++++ Entries shown

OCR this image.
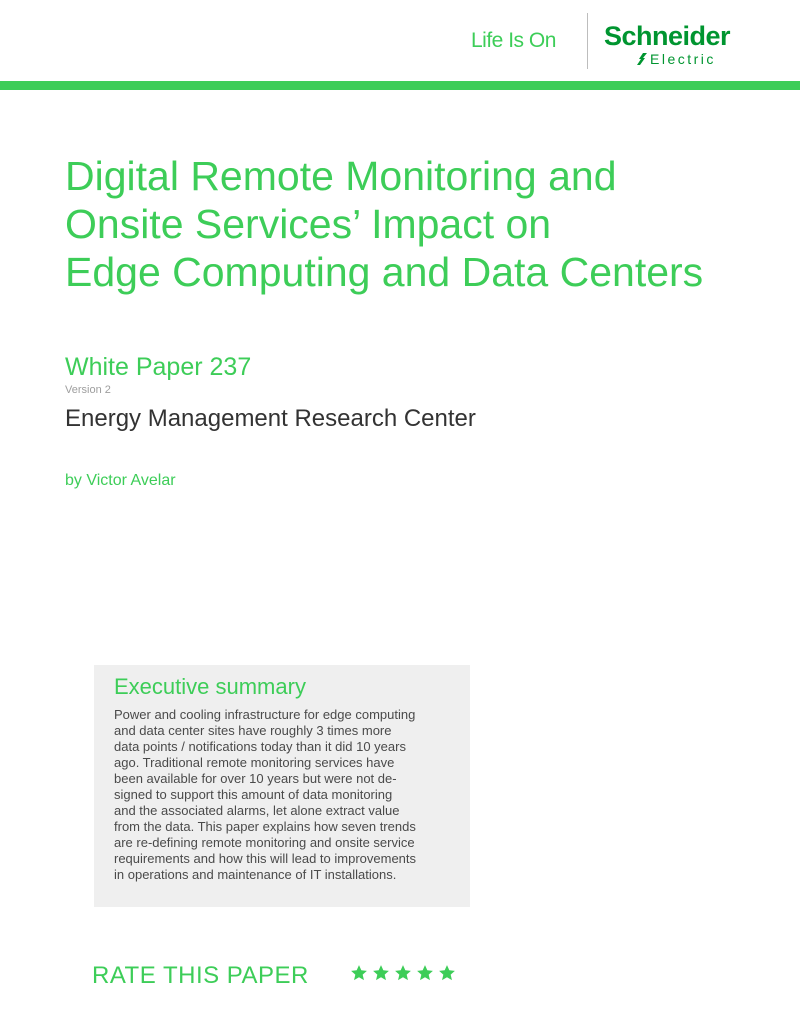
Life Is On Schneider
Electric
Digital Remote Monitoring and
Onsite Services’ Impact on
Edge Computing and Data Centers
White Paper 237
Version 2
Energy Management Research Center
by Victor Avelar
Executive summary
Power and cooling infrastructure for edge computing
and data center sites have roughly 3 times more
data points / notifications today than it did 10 years
ago. Traditional remote monitoring services have
been available for over 10 years but were not de-
signed to support this amount of data monitoring
and the associated alarms, let alone extract value
from the data. This paper explains how seven trends
are re-defining remote monitoring and onsite service
requirements and how this will lead to improvements
in operations and maintenance of IT installations.
RATE THIS PAPER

++++++++

## Exercise requirements
Track down every line holding the string "have" and copy it.

## Exercise response
and data center sites have roughly 3 times more
ago. Traditional remote monitoring services have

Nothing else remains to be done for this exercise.